PROBLEM TO WORK ON:
Copy the entries word for word, starting with the first one and ending with the line that contains "actual-point bbox=[720, 236, 737, 251]".

Entries giving item positions
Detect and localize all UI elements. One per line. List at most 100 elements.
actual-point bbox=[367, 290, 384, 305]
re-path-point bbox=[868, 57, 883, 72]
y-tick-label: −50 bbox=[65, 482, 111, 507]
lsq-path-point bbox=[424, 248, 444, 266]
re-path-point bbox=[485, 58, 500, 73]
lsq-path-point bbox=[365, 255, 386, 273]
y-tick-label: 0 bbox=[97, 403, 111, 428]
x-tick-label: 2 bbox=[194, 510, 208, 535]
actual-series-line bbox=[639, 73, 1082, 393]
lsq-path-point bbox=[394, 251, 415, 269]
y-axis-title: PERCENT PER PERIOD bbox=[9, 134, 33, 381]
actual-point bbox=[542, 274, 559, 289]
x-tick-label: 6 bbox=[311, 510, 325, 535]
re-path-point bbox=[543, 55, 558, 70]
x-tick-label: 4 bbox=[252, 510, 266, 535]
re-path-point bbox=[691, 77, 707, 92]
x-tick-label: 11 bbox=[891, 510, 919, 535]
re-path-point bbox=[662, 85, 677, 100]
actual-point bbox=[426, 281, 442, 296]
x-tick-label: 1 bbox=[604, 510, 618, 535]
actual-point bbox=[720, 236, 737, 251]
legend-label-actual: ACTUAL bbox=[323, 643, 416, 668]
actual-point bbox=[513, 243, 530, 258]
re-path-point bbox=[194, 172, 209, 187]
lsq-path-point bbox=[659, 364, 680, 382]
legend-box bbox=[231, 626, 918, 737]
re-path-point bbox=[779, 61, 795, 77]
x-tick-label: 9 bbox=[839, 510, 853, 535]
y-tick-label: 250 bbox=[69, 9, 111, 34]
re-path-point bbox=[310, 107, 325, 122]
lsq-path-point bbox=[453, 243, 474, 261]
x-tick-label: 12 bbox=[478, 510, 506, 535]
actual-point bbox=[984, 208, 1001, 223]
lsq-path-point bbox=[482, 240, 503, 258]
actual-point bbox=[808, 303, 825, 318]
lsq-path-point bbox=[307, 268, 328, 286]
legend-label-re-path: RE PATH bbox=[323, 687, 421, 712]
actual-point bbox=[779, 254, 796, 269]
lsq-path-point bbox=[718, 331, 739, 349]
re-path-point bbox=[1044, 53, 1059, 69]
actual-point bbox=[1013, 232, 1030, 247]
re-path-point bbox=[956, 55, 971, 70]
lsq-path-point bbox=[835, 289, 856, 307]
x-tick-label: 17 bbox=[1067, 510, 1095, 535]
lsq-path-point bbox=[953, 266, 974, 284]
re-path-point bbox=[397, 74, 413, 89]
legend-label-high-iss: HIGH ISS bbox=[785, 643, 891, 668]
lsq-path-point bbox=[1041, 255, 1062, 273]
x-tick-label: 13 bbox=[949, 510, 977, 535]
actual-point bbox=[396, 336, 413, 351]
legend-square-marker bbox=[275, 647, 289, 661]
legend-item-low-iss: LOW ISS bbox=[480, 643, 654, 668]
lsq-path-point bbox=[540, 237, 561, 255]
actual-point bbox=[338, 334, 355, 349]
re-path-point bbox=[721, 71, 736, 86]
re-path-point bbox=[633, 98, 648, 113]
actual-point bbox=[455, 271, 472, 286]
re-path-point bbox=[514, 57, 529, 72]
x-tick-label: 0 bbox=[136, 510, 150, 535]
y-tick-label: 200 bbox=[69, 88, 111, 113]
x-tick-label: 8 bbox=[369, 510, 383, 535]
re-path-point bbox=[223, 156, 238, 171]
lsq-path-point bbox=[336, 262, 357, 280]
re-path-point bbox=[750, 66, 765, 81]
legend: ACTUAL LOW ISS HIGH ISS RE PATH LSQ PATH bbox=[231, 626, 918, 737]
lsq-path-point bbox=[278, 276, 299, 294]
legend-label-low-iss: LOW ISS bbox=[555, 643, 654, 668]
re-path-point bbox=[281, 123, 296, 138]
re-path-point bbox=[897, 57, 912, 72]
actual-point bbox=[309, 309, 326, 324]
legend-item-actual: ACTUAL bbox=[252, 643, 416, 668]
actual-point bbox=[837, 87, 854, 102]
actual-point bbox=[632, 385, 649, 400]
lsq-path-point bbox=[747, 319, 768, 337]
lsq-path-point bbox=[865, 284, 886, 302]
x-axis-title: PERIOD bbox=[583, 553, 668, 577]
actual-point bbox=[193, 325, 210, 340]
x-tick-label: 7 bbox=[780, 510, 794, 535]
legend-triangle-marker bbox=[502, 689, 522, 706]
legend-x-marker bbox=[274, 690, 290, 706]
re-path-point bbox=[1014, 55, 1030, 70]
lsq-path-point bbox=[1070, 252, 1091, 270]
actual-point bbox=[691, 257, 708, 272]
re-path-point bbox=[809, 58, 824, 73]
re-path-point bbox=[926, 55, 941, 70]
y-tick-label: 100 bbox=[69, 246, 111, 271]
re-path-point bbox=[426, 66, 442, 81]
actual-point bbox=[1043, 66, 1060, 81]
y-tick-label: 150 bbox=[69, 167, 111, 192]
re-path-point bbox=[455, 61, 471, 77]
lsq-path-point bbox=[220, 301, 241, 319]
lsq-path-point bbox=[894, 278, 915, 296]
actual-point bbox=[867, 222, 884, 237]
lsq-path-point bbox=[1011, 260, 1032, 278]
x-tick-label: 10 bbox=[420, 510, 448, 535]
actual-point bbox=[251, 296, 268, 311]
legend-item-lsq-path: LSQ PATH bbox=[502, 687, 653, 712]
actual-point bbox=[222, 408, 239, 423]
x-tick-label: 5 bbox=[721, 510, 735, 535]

EXERCISE SOLUTION:
Detect and localize all UI elements. One per line. List at most 100 elements.
actual-point bbox=[367, 290, 384, 305]
re-path-point bbox=[868, 57, 883, 72]
y-tick-label: −50 bbox=[65, 482, 111, 507]
lsq-path-point bbox=[424, 248, 444, 266]
re-path-point bbox=[485, 58, 500, 73]
lsq-path-point bbox=[365, 255, 386, 273]
y-tick-label: 0 bbox=[97, 403, 111, 428]
x-tick-label: 2 bbox=[194, 510, 208, 535]
actual-series-line bbox=[639, 73, 1082, 393]
lsq-path-point bbox=[394, 251, 415, 269]
y-axis-title: PERCENT PER PERIOD bbox=[9, 134, 33, 381]
actual-point bbox=[542, 274, 559, 289]
x-tick-label: 6 bbox=[311, 510, 325, 535]
re-path-point bbox=[543, 55, 558, 70]
x-tick-label: 4 bbox=[252, 510, 266, 535]
re-path-point bbox=[691, 77, 707, 92]
x-tick-label: 11 bbox=[891, 510, 919, 535]
re-path-point bbox=[662, 85, 677, 100]
actual-point bbox=[426, 281, 442, 296]
x-tick-label: 1 bbox=[604, 510, 618, 535]
actual-point bbox=[720, 236, 737, 251]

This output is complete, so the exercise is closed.